* **Given exercise**: Check the listing below for lines with the word "Coffee" and say how many there are, with nothing but the number.

* **Record excerpts**:
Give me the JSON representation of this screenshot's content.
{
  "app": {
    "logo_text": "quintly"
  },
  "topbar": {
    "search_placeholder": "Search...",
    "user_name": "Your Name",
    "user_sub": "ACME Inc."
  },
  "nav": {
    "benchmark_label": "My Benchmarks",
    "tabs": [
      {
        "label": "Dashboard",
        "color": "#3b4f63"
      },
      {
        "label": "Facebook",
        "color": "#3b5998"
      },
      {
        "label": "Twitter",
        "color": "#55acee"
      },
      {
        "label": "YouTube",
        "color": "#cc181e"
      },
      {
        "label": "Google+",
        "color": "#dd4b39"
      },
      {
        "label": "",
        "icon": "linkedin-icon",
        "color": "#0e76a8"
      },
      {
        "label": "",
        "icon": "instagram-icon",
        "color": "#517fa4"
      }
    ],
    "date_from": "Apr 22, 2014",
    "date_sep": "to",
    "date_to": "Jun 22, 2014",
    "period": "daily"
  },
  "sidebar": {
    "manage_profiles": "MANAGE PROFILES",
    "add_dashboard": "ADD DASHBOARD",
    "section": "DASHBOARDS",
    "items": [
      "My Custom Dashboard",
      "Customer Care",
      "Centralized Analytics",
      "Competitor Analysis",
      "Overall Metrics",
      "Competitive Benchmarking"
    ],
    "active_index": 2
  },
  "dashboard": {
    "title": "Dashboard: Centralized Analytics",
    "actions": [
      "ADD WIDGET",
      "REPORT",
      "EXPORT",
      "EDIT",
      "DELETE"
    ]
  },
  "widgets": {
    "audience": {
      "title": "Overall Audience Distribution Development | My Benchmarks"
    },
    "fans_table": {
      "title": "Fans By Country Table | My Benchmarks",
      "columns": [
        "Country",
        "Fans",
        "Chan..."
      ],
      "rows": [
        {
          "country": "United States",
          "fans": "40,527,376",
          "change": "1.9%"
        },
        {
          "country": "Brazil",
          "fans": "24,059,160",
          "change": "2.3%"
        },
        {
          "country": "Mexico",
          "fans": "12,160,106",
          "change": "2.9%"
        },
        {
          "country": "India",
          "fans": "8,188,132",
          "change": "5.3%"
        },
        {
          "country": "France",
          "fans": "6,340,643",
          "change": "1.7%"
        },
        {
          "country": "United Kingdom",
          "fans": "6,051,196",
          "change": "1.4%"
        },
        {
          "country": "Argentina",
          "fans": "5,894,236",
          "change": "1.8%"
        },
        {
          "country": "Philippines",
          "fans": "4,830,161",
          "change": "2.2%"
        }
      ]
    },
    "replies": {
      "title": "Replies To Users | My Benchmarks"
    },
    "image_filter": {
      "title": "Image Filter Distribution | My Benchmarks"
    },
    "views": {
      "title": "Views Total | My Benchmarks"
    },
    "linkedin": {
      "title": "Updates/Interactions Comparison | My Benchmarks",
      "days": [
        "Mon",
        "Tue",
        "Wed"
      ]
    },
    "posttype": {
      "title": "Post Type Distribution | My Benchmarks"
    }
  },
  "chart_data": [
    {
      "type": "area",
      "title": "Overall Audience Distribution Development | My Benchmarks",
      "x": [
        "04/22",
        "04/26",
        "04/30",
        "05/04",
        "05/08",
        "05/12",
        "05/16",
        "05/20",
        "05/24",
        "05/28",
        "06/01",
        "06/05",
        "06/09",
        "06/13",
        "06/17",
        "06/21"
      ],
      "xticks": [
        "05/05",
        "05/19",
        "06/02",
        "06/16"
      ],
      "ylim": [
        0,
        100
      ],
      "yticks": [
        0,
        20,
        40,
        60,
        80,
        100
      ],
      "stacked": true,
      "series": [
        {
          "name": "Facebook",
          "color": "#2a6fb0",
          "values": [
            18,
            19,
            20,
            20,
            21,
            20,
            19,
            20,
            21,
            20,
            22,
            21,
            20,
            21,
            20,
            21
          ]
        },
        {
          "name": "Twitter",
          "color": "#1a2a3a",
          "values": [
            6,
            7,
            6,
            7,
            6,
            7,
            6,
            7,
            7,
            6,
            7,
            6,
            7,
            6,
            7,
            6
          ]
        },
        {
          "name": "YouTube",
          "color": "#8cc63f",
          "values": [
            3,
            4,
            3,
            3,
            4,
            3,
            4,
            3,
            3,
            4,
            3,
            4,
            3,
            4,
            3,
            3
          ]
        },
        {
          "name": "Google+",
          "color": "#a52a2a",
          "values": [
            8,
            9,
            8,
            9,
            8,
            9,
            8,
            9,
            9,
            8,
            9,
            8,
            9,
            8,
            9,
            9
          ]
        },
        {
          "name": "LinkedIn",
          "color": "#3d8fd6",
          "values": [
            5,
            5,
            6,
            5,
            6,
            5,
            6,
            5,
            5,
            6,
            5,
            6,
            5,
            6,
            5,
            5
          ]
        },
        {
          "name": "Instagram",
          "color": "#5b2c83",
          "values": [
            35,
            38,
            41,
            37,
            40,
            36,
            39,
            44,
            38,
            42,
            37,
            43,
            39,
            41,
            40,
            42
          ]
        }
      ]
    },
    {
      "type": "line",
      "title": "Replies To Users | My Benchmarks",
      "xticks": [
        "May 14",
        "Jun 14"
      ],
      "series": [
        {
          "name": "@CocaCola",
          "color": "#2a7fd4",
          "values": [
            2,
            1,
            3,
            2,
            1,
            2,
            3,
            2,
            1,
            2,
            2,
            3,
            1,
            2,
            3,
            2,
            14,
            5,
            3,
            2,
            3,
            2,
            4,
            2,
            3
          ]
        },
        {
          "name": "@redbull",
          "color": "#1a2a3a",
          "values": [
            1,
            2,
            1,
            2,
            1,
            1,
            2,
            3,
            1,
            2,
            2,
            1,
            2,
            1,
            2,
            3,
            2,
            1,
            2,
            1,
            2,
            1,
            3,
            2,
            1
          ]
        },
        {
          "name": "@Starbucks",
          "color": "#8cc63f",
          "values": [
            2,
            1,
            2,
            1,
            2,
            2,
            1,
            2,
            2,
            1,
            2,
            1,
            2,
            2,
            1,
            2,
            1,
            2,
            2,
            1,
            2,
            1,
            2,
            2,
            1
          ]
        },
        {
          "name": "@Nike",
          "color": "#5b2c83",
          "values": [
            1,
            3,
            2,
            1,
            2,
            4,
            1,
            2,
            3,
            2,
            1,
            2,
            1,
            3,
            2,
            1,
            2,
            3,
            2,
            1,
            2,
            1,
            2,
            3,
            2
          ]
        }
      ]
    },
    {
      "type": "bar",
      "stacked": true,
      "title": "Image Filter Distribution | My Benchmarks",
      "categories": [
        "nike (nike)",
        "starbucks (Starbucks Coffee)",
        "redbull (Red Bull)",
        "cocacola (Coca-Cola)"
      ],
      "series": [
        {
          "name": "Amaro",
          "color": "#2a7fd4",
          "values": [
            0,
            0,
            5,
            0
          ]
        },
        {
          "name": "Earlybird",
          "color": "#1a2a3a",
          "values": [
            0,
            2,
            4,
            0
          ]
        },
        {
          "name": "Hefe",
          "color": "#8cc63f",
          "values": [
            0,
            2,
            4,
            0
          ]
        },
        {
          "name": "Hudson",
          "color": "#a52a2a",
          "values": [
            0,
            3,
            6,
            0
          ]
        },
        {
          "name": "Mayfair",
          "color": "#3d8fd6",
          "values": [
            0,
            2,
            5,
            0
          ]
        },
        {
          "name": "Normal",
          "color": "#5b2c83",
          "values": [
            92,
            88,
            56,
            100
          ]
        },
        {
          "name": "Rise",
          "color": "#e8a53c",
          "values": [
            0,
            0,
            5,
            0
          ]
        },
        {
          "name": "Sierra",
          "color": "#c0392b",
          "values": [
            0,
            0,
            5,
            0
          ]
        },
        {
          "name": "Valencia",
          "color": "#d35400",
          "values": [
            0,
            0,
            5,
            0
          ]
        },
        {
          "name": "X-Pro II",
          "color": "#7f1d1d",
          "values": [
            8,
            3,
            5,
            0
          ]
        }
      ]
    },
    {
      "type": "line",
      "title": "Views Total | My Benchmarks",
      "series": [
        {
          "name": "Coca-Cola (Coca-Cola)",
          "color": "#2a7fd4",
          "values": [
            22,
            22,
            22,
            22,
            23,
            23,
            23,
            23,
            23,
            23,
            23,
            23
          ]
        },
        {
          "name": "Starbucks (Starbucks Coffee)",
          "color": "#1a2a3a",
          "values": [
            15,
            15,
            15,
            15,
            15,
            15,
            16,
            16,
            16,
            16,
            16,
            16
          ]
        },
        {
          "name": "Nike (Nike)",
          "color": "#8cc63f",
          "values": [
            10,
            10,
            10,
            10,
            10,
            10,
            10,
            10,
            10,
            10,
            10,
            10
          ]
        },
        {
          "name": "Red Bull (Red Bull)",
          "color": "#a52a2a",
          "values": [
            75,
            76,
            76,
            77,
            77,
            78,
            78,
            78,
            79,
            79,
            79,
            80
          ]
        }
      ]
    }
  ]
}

* **The output**: 2